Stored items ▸

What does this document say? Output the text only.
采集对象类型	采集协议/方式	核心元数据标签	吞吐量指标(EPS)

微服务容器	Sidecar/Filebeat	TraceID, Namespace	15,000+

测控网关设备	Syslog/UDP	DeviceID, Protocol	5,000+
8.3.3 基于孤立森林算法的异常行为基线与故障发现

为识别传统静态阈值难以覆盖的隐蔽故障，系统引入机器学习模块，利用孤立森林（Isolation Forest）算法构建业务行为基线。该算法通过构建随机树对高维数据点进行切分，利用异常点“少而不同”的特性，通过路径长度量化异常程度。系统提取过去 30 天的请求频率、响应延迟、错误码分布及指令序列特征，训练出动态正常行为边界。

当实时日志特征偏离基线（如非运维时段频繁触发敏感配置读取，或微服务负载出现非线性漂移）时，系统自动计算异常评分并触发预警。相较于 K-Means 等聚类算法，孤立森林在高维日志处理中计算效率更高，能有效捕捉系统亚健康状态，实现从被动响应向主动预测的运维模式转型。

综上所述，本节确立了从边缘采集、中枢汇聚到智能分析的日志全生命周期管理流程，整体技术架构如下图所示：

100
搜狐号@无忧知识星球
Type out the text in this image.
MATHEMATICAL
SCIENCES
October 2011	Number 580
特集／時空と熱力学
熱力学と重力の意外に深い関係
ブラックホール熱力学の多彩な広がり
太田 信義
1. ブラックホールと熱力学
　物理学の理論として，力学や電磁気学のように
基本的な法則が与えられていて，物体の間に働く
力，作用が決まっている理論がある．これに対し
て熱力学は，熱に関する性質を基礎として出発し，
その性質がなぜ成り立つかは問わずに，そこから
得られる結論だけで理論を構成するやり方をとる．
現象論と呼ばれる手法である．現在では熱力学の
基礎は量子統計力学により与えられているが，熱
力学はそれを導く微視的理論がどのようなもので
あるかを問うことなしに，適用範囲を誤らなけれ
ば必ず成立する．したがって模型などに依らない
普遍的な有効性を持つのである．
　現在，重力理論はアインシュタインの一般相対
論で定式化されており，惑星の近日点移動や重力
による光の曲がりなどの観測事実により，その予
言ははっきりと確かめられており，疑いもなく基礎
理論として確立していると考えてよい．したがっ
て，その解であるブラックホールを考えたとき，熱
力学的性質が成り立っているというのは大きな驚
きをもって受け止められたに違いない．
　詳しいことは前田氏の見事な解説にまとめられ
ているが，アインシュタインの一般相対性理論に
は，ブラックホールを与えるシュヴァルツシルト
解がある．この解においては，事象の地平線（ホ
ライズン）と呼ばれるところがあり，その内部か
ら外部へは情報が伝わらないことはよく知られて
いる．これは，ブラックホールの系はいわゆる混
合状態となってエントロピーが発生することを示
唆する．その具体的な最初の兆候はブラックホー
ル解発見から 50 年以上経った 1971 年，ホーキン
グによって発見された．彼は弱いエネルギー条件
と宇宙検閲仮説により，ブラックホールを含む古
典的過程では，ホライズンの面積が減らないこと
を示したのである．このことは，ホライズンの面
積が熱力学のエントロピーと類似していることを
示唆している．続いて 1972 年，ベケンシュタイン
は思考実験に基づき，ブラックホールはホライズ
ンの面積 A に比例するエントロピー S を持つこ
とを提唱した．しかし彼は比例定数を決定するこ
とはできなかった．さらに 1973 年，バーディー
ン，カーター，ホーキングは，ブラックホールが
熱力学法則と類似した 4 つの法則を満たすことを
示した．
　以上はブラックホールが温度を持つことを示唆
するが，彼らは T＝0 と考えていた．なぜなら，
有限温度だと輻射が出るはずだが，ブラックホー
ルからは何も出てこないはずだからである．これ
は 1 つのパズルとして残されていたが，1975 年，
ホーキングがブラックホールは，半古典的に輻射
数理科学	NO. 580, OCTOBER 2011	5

Your instructions ▸
Set down the entries verbatim, leaving none out.

Final result ▸
What does this document say? Output the text only.
采集对象类型	采集协议/方式	核心元数据标签	吞吐量指标(EPS)

微服务容器	Sidecar/Filebeat	TraceID, Namespace	15,000+

测控网关设备	Syslog/UDP	DeviceID, Protocol	5,000+
8.3.3 基于孤立森林算法的异常行为基线与故障发现

为识别传统静态阈值难以覆盖的隐蔽故障，系统引入机器学习模块，利用孤立森林（Isolation Forest）算法构建业务行为基线。该算法通过构建随机树对高维数据点进行切分，利用异常点“少而不同”的特性，通过路径长度量化异常程度。系统提取过去 30 天的请求频率、响应延迟、错误码分布及指令序列特征，训练出动态正常行为边界。

当实时日志特征偏离基线（如非运维时段频繁触发敏感配置读取，或微服务负载出现非线性漂移）时，系统自动计算异常评分并触发预警。相较于 K-Means 等聚类算法，孤立森林在高维日志处理中计算效率更高，能有效捕捉系统亚健康状态，实现从被动响应向主动预测的运维模式转型。

综上所述，本节确立了从边缘采集、中枢汇聚到智能分析的日志全生命周期管理流程，整体技术架构如下图所示：

100
搜狐号@无忧知识星球
Type out the text in this image.
MATHEMATICAL
SCIENCES
October 2011	Number 580
特集／時空と熱力学
熱力学と重力の意外に深い関係
ブラックホール熱力学の多彩な広がり
太田 信義
1. ブラックホールと熱力学
　物理学の理論として，力学や電磁気学のように
基本的な法則が与えられていて，物体の間に働く
力，作用が決まっている理論がある．これに対し
て熱力学は，熱に関する性質を基礎として出発し，
その性質がなぜ成り立つかは問わずに，そこから
得られる結論だけで理論を構成するやり方をとる．
現象論と呼ばれる手法である．現在では熱力学の
基礎は量子統計力学により与えられているが，熱
力学はそれを導く微視的理論がどのようなもので
あるかを問うことなしに，適用範囲を誤らなけれ
ば必ず成立する．したがって模型などに依らない
普遍的な有効性を持つのである．
　現在，重力理論はアインシュタインの一般相対
論で定式化されており，惑星の近日点移動や重力
による光の曲がりなどの観測事実により，その予
言ははっきりと確かめられており，疑いもなく基礎
理論として確立していると考えてよい．したがっ
て，その解であるブラックホールを考えたとき，熱
力学的性質が成り立っているというのは大きな驚
きをもって受け止められたに違いない．
　詳しいことは前田氏の見事な解説にまとめられ
ているが，アインシュタインの一般相対性理論に
は，ブラックホールを与えるシュヴァルツシルト
解がある．この解においては，事象の地平線（ホ
ライズン）と呼ばれるところがあり，その内部か
ら外部へは情報が伝わらないことはよく知られて
いる．これは，ブラックホールの系はいわゆる混
合状態となってエントロピーが発生することを示
唆する．その具体的な最初の兆候はブラックホー
ル解発見から 50 年以上経った 1971 年，ホーキン
グによって発見された．彼は弱いエネルギー条件
と宇宙検閲仮説により，ブラックホールを含む古
典的過程では，ホライズンの面積が減らないこと
を示したのである．このことは，ホライズンの面
積が熱力学のエントロピーと類似していることを
示唆している．続いて 1972 年，ベケンシュタイン
は思考実験に基づき，ブラックホールはホライズ
ンの面積 A に比例するエントロピー S を持つこ
とを提唱した．しかし彼は比例定数を決定するこ
とはできなかった．さらに 1973 年，バーディー
ン，カーター，ホーキングは，ブラックホールが
熱力学法則と類似した 4 つの法則を満たすことを
示した．
　以上はブラックホールが温度を持つことを示唆
するが，彼らは T＝0 と考えていた．なぜなら，
有限温度だと輻射が出るはずだが，ブラックホー
ルからは何も出てこないはずだからである．これ
は 1 つのパズルとして残されていたが，1975 年，
ホーキングがブラックホールは，半古典的に輻射
数理科学	NO. 580, OCTOBER 2011	5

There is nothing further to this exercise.